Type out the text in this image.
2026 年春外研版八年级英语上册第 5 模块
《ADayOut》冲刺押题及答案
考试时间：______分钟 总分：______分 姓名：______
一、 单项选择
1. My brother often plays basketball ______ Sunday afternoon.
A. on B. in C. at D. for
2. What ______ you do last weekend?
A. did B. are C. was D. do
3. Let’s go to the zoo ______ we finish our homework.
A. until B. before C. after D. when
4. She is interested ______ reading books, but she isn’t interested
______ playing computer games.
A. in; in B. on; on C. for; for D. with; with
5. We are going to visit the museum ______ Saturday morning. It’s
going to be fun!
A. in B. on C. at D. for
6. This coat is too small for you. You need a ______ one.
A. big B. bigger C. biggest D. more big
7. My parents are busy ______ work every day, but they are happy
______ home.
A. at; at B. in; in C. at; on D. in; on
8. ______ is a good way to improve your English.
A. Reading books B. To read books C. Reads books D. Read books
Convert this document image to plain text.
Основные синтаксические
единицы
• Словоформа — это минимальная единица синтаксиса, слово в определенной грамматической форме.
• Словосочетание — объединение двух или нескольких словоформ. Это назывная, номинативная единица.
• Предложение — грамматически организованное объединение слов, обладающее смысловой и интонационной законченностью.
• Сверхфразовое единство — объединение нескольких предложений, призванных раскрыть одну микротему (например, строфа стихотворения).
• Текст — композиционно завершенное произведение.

..........

◆ **The problem**
Quote every line of the data, word for word.

◆ **Finished task**
Type out the text in this image.
2026 年春外研版八年级英语上册第 5 模块
《ADayOut》冲刺押题及答案
考试时间：______分钟 总分：______分 姓名：______
一、 单项选择
1. My brother often plays basketball ______ Sunday afternoon.
A. on B. in C. at D. for
2. What ______ you do last weekend?
A. did B. are C. was D. do
3. Let’s go to the zoo ______ we finish our homework.
A. until B. before C. after D. when
4. She is interested ______ reading books, but she isn’t interested
______ playing computer games.
A. in; in B. on; on C. for; for D. with; with
5. We are going to visit the museum ______ Saturday morning. It’s
going to be fun!
A. in B. on C. at D. for
6. This coat is too small for you. You need a ______ one.
A. big B. bigger C. biggest D. more big
7. My parents are busy ______ work every day, but they are happy
______ home.
A. at; at B. in; in C. at; on D. in; on
8. ______ is a good way to improve your English.
A. Reading books B. To read books C. Reads books D. Read books
Convert this document image to plain text.
Основные синтаксические
единицы
• Словоформа — это минимальная единица синтаксиса, слово в определенной грамматической форме.
• Словосочетание — объединение двух или нескольких словоформ. Это назывная, номинативная единица.
• Предложение — грамматически организованное объединение слов, обладающее смысловой и интонационной законченностью.
• Сверхфразовое единство — объединение нескольких предложений, призванных раскрыть одну микротему (например, строфа стихотворения).
• Текст — композиционно завершенное произведение.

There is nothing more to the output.